# DATA RECORDS:
══════════════════════════════

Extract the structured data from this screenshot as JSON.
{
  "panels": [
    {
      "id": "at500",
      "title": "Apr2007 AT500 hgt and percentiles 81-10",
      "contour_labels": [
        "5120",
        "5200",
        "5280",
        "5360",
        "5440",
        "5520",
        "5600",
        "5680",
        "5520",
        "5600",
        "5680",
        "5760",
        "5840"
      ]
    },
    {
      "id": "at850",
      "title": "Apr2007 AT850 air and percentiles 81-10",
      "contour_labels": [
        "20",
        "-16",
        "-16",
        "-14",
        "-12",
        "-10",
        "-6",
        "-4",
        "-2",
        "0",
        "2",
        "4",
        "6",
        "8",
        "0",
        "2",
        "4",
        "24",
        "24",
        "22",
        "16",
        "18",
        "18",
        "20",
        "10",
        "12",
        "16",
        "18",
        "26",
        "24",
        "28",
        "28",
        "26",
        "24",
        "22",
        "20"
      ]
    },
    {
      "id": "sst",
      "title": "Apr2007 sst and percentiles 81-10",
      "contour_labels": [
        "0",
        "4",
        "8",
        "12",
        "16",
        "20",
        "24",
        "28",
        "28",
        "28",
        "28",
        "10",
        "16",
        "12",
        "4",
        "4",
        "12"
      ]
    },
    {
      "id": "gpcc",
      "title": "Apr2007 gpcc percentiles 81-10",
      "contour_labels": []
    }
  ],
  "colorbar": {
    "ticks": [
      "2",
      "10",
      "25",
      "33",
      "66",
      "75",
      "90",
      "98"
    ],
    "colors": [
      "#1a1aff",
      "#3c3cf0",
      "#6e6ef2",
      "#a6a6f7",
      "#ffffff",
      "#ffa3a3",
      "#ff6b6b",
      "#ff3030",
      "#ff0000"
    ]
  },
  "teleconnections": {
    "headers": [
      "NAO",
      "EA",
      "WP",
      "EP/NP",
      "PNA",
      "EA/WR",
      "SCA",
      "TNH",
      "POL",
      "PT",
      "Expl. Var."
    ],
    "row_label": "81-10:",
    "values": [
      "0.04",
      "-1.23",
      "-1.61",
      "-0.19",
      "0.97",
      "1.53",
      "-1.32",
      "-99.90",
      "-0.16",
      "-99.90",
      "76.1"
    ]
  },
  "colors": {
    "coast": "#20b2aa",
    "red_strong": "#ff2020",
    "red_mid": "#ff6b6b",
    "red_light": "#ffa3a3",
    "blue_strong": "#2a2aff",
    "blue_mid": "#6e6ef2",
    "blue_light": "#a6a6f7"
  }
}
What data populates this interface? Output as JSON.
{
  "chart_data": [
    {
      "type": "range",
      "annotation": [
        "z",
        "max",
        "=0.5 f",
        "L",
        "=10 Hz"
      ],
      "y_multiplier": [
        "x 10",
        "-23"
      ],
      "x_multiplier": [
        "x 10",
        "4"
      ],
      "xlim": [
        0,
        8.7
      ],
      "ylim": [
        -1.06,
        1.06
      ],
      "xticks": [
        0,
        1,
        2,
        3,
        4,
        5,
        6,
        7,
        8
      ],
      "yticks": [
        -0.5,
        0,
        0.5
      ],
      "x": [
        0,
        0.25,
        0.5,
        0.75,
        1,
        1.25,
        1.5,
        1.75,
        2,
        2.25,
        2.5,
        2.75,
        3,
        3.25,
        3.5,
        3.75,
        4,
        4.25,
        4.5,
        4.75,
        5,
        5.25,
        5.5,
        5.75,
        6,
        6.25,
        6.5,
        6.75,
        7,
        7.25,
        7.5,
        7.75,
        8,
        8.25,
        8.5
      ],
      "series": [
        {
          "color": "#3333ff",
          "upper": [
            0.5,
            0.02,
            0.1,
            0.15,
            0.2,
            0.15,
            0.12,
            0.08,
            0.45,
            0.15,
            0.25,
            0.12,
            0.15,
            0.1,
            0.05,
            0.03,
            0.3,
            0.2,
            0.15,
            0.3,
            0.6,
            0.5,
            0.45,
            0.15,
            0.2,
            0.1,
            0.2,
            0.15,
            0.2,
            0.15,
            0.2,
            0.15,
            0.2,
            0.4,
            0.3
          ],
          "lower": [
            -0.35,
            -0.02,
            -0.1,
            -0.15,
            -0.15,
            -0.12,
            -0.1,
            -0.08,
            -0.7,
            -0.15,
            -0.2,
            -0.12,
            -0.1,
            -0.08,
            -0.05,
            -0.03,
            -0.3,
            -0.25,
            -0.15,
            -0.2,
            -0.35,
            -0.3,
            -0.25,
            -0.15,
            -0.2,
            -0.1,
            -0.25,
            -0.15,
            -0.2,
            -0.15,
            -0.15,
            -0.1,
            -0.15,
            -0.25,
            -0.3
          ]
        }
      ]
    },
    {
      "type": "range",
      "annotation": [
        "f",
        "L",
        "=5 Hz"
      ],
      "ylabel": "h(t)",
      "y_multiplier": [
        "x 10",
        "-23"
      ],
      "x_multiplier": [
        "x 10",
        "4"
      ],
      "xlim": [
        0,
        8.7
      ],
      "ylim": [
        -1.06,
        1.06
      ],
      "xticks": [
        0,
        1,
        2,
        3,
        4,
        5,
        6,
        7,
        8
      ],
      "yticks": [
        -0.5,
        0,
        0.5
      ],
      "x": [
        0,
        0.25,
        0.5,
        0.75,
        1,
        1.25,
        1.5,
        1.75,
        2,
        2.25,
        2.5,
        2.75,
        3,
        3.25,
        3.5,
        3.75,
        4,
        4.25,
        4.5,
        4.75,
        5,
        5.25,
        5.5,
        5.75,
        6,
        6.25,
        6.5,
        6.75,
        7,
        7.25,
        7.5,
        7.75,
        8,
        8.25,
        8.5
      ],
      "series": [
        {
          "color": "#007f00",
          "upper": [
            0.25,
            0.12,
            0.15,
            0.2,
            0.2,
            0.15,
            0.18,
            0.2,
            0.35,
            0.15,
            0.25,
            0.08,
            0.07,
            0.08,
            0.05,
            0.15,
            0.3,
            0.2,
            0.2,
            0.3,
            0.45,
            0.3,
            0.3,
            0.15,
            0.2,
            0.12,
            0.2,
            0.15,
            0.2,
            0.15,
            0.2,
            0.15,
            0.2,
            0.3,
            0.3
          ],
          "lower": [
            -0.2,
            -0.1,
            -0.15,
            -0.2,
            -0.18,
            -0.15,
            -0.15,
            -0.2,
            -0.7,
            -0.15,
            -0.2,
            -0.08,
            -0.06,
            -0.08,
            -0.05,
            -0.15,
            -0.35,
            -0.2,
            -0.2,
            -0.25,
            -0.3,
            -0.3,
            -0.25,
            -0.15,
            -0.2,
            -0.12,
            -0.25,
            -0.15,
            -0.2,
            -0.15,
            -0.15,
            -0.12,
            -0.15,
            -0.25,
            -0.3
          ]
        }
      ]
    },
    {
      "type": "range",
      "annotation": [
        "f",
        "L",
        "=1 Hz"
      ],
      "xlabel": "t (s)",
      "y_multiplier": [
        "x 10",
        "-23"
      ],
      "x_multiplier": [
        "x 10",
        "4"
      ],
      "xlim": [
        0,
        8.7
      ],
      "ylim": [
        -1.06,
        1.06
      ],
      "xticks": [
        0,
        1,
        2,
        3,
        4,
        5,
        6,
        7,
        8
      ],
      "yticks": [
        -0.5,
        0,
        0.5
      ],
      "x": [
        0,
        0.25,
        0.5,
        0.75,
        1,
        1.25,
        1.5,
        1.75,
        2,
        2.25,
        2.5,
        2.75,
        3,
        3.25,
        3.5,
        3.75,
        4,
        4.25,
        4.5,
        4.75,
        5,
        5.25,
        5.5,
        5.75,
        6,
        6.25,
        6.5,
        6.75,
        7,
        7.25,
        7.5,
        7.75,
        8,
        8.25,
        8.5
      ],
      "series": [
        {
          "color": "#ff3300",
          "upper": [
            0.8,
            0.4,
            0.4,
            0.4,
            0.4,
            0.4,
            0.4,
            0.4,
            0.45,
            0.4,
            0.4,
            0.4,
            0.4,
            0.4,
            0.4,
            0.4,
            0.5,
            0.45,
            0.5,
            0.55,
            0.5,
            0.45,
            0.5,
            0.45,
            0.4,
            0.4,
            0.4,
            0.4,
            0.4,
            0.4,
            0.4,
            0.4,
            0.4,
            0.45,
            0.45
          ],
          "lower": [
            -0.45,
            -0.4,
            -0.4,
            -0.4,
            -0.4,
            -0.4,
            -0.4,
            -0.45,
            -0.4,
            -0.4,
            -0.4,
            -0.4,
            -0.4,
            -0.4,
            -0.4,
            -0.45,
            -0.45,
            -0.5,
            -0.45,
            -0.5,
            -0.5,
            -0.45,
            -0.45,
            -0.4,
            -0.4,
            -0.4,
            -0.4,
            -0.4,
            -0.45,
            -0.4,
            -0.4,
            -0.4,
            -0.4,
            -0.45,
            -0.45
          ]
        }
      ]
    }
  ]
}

══════════════════════════════

# GIVEN REQUEST:
Search the data for "title" and list every line in which it occurs.

# THE RESULT:
      "title": "Apr2007 AT500 hgt and percentiles 81-10",
      "title": "Apr2007 AT850 air and percentiles 81-10",
      "title": "Apr2007 sst and percentiles 81-10",
      "title": "Apr2007 gpcc percentiles 81-10",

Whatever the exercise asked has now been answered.